TASK TO CARRY OUT
Quote each line of the material verbatim, without the pictures.
--- BEGIN INFORMATION PROVIDED ---
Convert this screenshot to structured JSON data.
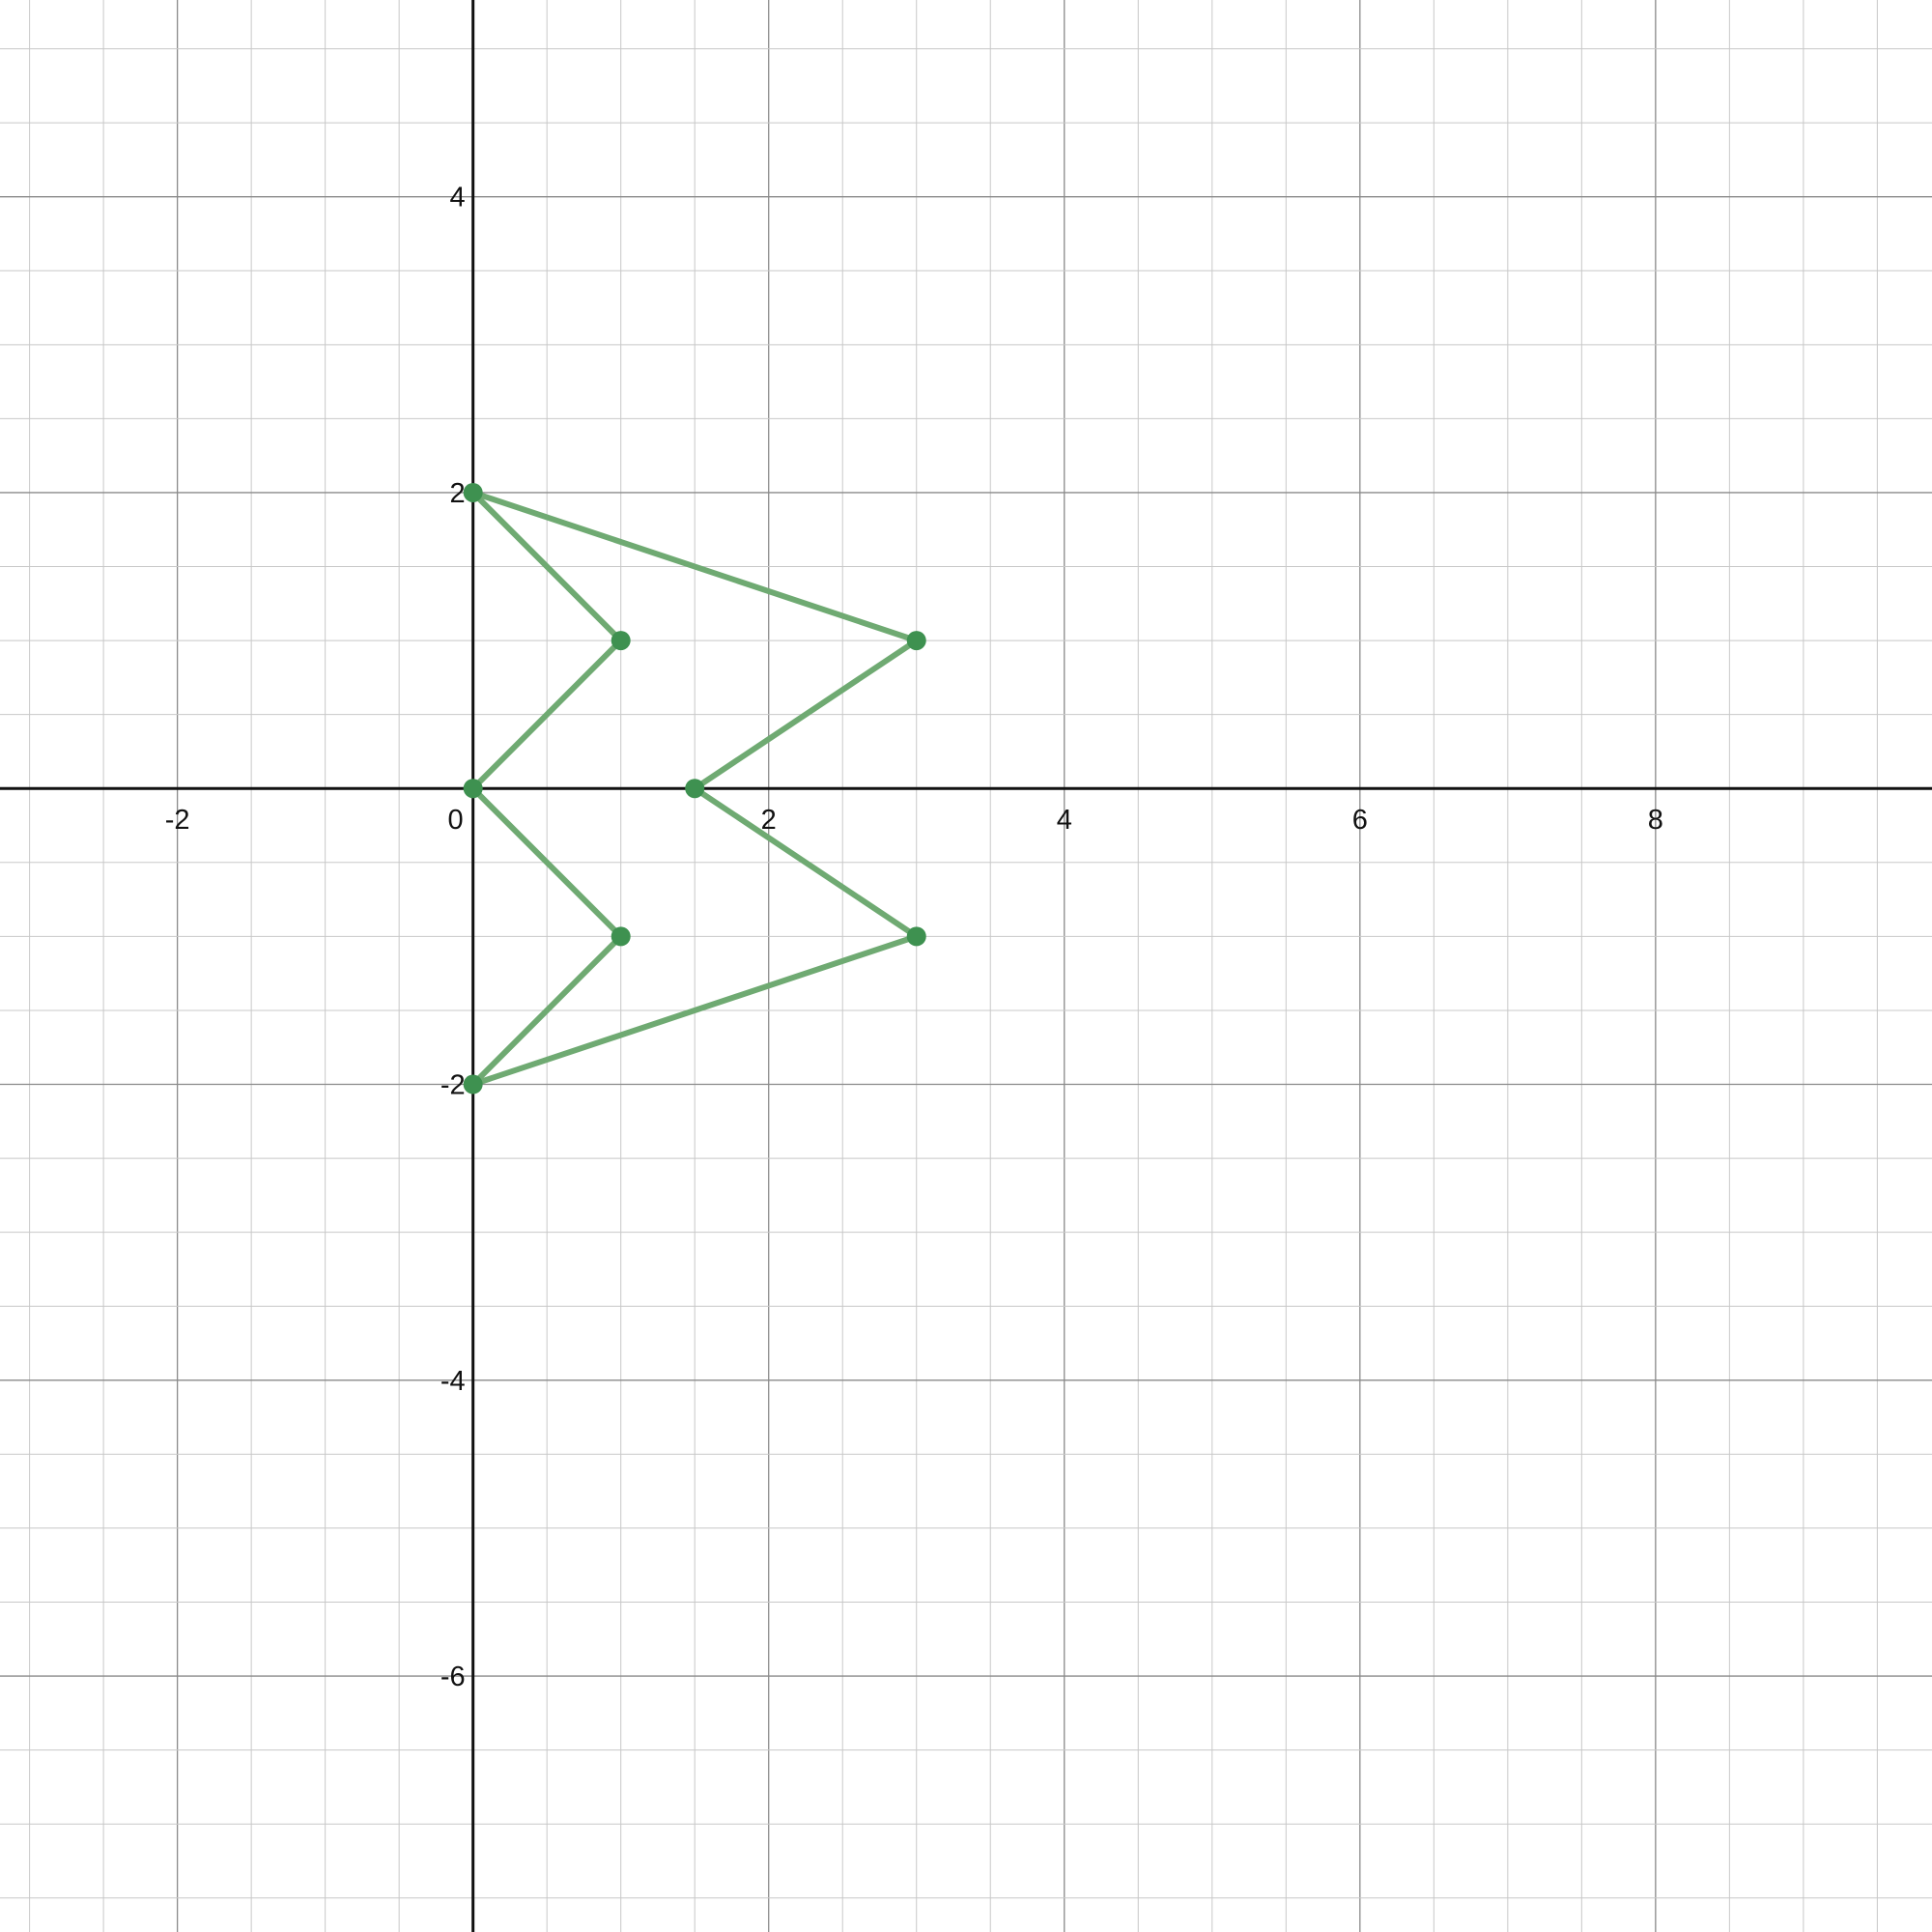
{
  "chart_data": {
    "type": "line",
    "title": "",
    "xlabel": "",
    "ylabel": "",
    "xlim": [
      -3.2,
      9.87
    ],
    "ylim": [
      -7.73,
      5.33
    ],
    "grid": true,
    "minor_step": 0.5,
    "major_step": 2,
    "x_ticks": [
      -2,
      2,
      4,
      6,
      8
    ],
    "y_ticks": [
      4,
      2,
      -2,
      -4,
      -6
    ],
    "x_tick_labels": [
      "-2",
      "2",
      "4",
      "6",
      "8"
    ],
    "y_tick_labels": [
      "4",
      "2",
      "-2",
      "-4",
      "-6"
    ],
    "origin_label": "0",
    "series": [
      {
        "color": "#6faa72",
        "point_color": "#3e9150",
        "points": [
          {
            "x": 0,
            "y": 2
          },
          {
            "x": 3,
            "y": 1
          },
          {
            "x": 1.5,
            "y": 0
          },
          {
            "x": 3,
            "y": -1
          },
          {
            "x": 0,
            "y": -2
          },
          {
            "x": 1,
            "y": -1
          },
          {
            "x": 0,
            "y": 0
          },
          {
            "x": 1,
            "y": 1
          },
          {
            "x": 0,
            "y": 2
          }
        ]
      }
    ]
  }
}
--- END INFORMATION PROVIDED ---
TASK RESPONSE
Convert this screenshot to structured JSON data.
{
  "chart_data": {
    "type": "line",
    "title": "",
    "xlabel": "",
    "ylabel": "",
    "xlim": [
      -3.2,
      9.87
    ],
    "ylim": [
      -7.73,
      5.33
    ],
    "grid": true,
    "minor_step": 0.5,
    "major_step": 2,
    "x_ticks": [
      -2,
      2,
      4,
      6,
      8
    ],
    "y_ticks": [
      4,
      2,
      -2,
      -4,
      -6
    ],
    "x_tick_labels": [
      "-2",
      "2",
      "4",
      "6",
      "8"
    ],
    "y_tick_labels": [
      "4",
      "2",
      "-2",
      "-4",
      "-6"
    ],
    "origin_label": "0",
    "series": [
      {
        "color": "#6faa72",
        "point_color": "#3e9150",
        "points": [
          {
            "x": 0,
            "y": 2
          },
          {
            "x": 3,
            "y": 1
          },
          {
            "x": 1.5,
            "y": 0
          },
          {
            "x": 3,
            "y": -1
          },
          {
            "x": 0,
            "y": -2
          },
          {
            "x": 1,
            "y": -1
          },
          {
            "x": 0,
            "y": 0
          },
          {
            "x": 1,
            "y": 1
          },
          {
            "x": 0,
            "y": 2
          }
        ]
      }
    ]
  }
}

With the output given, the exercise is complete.